■ **Aim of the task**:
Copy out the data below verbatim.

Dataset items
━━━━━━━━━━━━━━━━━━━━━━━━━━━━━━
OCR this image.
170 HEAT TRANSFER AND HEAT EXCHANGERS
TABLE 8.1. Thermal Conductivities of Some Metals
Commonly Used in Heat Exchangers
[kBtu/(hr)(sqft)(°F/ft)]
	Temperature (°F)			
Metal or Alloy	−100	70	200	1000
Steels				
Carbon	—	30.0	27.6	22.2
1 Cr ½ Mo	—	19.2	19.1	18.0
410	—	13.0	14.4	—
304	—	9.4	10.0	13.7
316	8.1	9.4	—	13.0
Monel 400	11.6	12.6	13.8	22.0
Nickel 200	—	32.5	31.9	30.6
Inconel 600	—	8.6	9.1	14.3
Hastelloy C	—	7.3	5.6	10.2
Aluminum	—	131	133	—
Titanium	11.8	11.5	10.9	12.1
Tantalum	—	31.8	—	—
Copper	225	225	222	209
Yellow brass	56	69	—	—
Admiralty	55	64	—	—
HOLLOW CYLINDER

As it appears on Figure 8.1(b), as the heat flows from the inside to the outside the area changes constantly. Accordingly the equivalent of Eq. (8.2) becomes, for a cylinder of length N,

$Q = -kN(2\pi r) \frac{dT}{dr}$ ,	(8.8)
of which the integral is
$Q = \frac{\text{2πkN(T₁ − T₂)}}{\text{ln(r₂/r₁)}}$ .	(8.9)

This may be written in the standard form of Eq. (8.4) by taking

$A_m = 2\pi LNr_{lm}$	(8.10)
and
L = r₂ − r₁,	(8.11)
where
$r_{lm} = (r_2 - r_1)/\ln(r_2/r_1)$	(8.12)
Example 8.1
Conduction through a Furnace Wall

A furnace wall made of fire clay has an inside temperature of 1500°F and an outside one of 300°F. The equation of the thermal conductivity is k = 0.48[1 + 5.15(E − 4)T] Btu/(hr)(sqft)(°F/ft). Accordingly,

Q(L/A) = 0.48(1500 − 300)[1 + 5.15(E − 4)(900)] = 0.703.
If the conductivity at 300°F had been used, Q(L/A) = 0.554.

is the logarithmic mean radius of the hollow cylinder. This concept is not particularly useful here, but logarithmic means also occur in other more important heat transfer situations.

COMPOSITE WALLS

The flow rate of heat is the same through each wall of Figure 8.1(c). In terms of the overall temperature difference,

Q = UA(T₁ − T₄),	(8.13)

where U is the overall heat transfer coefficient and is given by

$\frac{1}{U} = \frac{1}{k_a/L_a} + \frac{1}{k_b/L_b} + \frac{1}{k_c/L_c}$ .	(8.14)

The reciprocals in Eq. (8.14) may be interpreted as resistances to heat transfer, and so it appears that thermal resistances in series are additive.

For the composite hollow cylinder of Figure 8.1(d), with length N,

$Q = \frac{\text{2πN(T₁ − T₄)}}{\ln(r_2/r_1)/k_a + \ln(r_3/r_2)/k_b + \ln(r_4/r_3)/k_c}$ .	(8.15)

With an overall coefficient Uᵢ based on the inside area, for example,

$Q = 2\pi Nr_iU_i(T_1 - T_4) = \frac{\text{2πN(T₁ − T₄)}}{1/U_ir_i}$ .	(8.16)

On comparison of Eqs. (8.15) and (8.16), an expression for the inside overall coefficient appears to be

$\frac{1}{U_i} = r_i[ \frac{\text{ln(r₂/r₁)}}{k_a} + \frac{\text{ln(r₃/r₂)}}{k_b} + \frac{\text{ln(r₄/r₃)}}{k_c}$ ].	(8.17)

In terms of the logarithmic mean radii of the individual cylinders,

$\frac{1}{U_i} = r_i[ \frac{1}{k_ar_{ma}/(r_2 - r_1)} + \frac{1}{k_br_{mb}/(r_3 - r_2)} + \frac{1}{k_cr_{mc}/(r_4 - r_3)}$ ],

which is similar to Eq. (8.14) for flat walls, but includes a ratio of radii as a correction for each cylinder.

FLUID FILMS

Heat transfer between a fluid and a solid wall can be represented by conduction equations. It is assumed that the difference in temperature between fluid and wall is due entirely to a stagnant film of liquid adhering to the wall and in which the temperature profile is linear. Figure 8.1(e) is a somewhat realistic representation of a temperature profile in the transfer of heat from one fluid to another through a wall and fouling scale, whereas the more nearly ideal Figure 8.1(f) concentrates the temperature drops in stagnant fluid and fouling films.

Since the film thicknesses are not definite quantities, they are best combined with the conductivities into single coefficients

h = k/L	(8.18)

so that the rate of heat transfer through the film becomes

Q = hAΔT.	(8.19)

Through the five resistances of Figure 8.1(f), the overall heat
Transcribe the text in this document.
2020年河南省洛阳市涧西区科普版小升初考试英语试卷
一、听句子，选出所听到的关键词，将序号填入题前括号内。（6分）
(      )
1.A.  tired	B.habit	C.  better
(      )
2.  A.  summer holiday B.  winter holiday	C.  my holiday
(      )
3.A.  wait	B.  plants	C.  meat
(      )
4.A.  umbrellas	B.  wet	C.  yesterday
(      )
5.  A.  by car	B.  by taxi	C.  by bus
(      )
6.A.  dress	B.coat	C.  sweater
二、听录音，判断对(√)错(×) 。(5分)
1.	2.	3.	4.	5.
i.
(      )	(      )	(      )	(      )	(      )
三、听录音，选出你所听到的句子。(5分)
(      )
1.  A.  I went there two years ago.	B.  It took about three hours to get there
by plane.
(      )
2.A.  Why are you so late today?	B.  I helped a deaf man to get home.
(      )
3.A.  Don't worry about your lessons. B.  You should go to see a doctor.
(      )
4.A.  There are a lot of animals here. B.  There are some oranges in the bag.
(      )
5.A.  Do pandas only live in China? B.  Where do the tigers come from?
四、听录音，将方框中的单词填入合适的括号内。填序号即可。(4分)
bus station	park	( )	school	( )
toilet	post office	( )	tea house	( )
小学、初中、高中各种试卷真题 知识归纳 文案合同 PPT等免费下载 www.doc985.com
━━━━━━━━━━━━━━━━━━━━━━━━━━━━━━
■ **Solution to this task**:
OCR this image.
170 HEAT TRANSFER AND HEAT EXCHANGERS
TABLE 8.1. Thermal Conductivities of Some Metals
Commonly Used in Heat Exchangers
[kBtu/(hr)(sqft)(°F/ft)]
	Temperature (°F)			
Metal or Alloy	−100	70	200	1000
Steels				
Carbon	—	30.0	27.6	22.2
1 Cr ½ Mo	—	19.2	19.1	18.0
410	—	13.0	14.4	—
304	—	9.4	10.0	13.7
316	8.1	9.4	—	13.0
Monel 400	11.6	12.6	13.8	22.0
Nickel 200	—	32.5	31.9	30.6
Inconel 600	—	8.6	9.1	14.3
Hastelloy C	—	7.3	5.6	10.2
Aluminum	—	131	133	—
Titanium	11.8	11.5	10.9	12.1
Tantalum	—	31.8	—	—
Copper	225	225	222	209
Yellow brass	56	69	—	—
Admiralty	55	64	—	—
HOLLOW CYLINDER

As it appears on Figure 8.1(b), as the heat flows from the inside to the outside the area changes constantly. Accordingly the equivalent of Eq. (8.2) becomes, for a cylinder of length N,

$Q = -kN(2\pi r) \frac{dT}{dr}$ ,	(8.8)
of which the integral is
$Q = \frac{\text{2πkN(T₁ − T₂)}}{\text{ln(r₂/r₁)}}$ .	(8.9)

This may be written in the standard form of Eq. (8.4) by taking

$A_m = 2\pi LNr_{lm}$	(8.10)
and
L = r₂ − r₁,	(8.11)
where
$r_{lm} = (r_2 - r_1)/\ln(r_2/r_1)$	(8.12)
Example 8.1
Conduction through a Furnace Wall

A furnace wall made of fire clay has an inside temperature of 1500°F and an outside one of 300°F. The equation of the thermal conductivity is k = 0.48[1 + 5.15(E − 4)T] Btu/(hr)(sqft)(°F/ft). Accordingly,

Q(L/A) = 0.48(1500 − 300)[1 + 5.15(E − 4)(900)] = 0.703.
If the conductivity at 300°F had been used, Q(L/A) = 0.554.

is the logarithmic mean radius of the hollow cylinder. This concept is not particularly useful here, but logarithmic means also occur in other more important heat transfer situations.

COMPOSITE WALLS

The flow rate of heat is the same through each wall of Figure 8.1(c). In terms of the overall temperature difference,

Q = UA(T₁ − T₄),	(8.13)

where U is the overall heat transfer coefficient and is given by

$\frac{1}{U} = \frac{1}{k_a/L_a} + \frac{1}{k_b/L_b} + \frac{1}{k_c/L_c}$ .	(8.14)

The reciprocals in Eq. (8.14) may be interpreted as resistances to heat transfer, and so it appears that thermal resistances in series are additive.

For the composite hollow cylinder of Figure 8.1(d), with length N,

$Q = \frac{\text{2πN(T₁ − T₄)}}{\ln(r_2/r_1)/k_a + \ln(r_3/r_2)/k_b + \ln(r_4/r_3)/k_c}$ .	(8.15)

With an overall coefficient Uᵢ based on the inside area, for example,

$Q = 2\pi Nr_iU_i(T_1 - T_4) = \frac{\text{2πN(T₁ − T₄)}}{1/U_ir_i}$ .	(8.16)

On comparison of Eqs. (8.15) and (8.16), an expression for the inside overall coefficient appears to be

$\frac{1}{U_i} = r_i[ \frac{\text{ln(r₂/r₁)}}{k_a} + \frac{\text{ln(r₃/r₂)}}{k_b} + \frac{\text{ln(r₄/r₃)}}{k_c}$ ].	(8.17)

In terms of the logarithmic mean radii of the individual cylinders,

$\frac{1}{U_i} = r_i[ \frac{1}{k_ar_{ma}/(r_2 - r_1)} + \frac{1}{k_br_{mb}/(r_3 - r_2)} + \frac{1}{k_cr_{mc}/(r_4 - r_3)}$ ],

which is similar to Eq. (8.14) for flat walls, but includes a ratio of radii as a correction for each cylinder.

FLUID FILMS

Heat transfer between a fluid and a solid wall can be represented by conduction equations. It is assumed that the difference in temperature between fluid and wall is due entirely to a stagnant film of liquid adhering to the wall and in which the temperature profile is linear. Figure 8.1(e) is a somewhat realistic representation of a temperature profile in the transfer of heat from one fluid to another through a wall and fouling scale, whereas the more nearly ideal Figure 8.1(f) concentrates the temperature drops in stagnant fluid and fouling films.

Since the film thicknesses are not definite quantities, they are best combined with the conductivities into single coefficients

h = k/L	(8.18)

so that the rate of heat transfer through the film becomes

Q = hAΔT.	(8.19)

Through the five resistances of Figure 8.1(f), the overall heat
Transcribe the text in this document.
2020年河南省洛阳市涧西区科普版小升初考试英语试卷
一、听句子，选出所听到的关键词，将序号填入题前括号内。（6分）
(      )
1.A.  tired	B.habit	C.  better
(      )
2.  A.  summer holiday B.  winter holiday	C.  my holiday
(      )
3.A.  wait	B.  plants	C.  meat
(      )
4.A.  umbrellas	B.  wet	C.  yesterday
(      )
5.  A.  by car	B.  by taxi	C.  by bus
(      )
6.A.  dress	B.coat	C.  sweater
二、听录音，判断对(√)错(×) 。(5分)
1.	2.	3.	4.	5.
i.
(      )	(      )	(      )	(      )	(      )
三、听录音，选出你所听到的句子。(5分)
(      )
1.  A.  I went there two years ago.	B.  It took about three hours to get there
by plane.
(      )
2.A.  Why are you so late today?	B.  I helped a deaf man to get home.
(      )
3.A.  Don't worry about your lessons. B.  You should go to see a doctor.
(      )
4.A.  There are a lot of animals here. B.  There are some oranges in the bag.
(      )
5.A.  Do pandas only live in China? B.  Where do the tigers come from?
四、听录音，将方框中的单词填入合适的括号内。填序号即可。(4分)
bus station	park	( )	school	( )
toilet	post office	( )	tea house	( )
小学、初中、高中各种试卷真题 知识归纳 文案合同 PPT等免费下载 www.doc985.com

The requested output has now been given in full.